**Выполните задания**:
1. На каком расстоянии от Екатеринбурга, согласно фрагменту передачи, находится колония, где отбывают наказание герои фильма?
2. Продублируйте текст из фрагмента передачи, начиная со слов «О. БЫЧКОВА: Это» и далее вплоть до слов «открытом в Москве.».

*** Фрагмент страницы ***

Т. ДЗЯДКО: Программа «Своими глазами» в эфире «Эха Москвы». Наш гость - Это Марк Франкетти, корреспондент Sunday Times в Москве, автор и продюсер документального фильма «Приговоренные», который мы сейчас обсуждаем. Фильм о том, как живут люди, приговоренные за убийства либо к 25 годам, которые заменили для них расстрел, либо к пожизненному сроку. Они отбывают свои наказания в колонии, которая находится в 700 километрах от Екатеринбурга, какая-то совсем глушь.

О. БЫЧКОВА: Это место в тайге? Там вокруг что есть?

М. ФРАНКЕТТИ: Там вокруг сотни километров тайги. (СРЫВАЕТСЯ ГОЛОС).

О. БЫЧКОВА: Пока Марк приводит в порядок голос, я скажу, что этот фильм будет показан в рамках Московского кинофестиваля, дальше он будет еще на каких-то фестивалях показан.

Т. ДЗЯДКО: В пятницу и субботу – на ММКФ, а затем в субботу вечером – в Центре документального кино, не так давно открытом в Москве.

О. БЫЧКОВА: И потом еще через год он будет показан по телевидению.

*** Содержимое набора данных ***

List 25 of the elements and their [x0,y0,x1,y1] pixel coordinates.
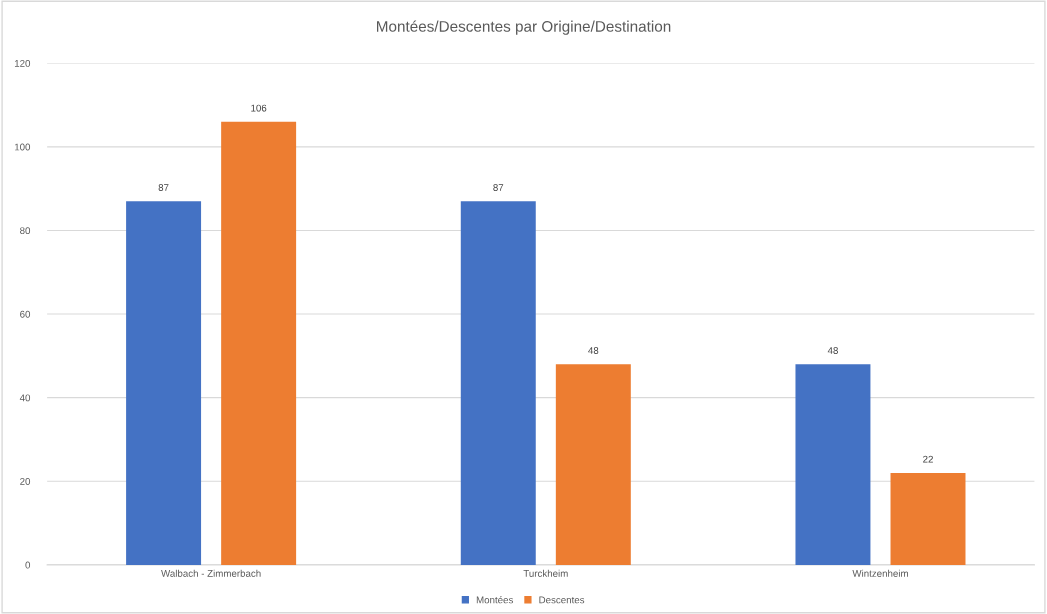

***

**Полные ответы**:
1. В 700 километрах от Екатеринбурга.

2.
О. БЫЧКОВА: Это место в тайге? Там вокруг что есть?

М. ФРАНКЕТТИ: Там вокруг сотни километров тайги. (СРЫВАЕТСЯ ГОЛОС).

О. БЫЧКОВА: Пока Марк приводит в порядок голос, я скажу, что этот фильм будет показан в рамках Московского кинофестиваля, дальше он будет еще на каких-то фестивалях показан.

Т. ДЗЯДКО: В пятницу и субботу – на ММКФ, а затем в субботу вечером – в Центре документального кино, не так давно открытом в Москве.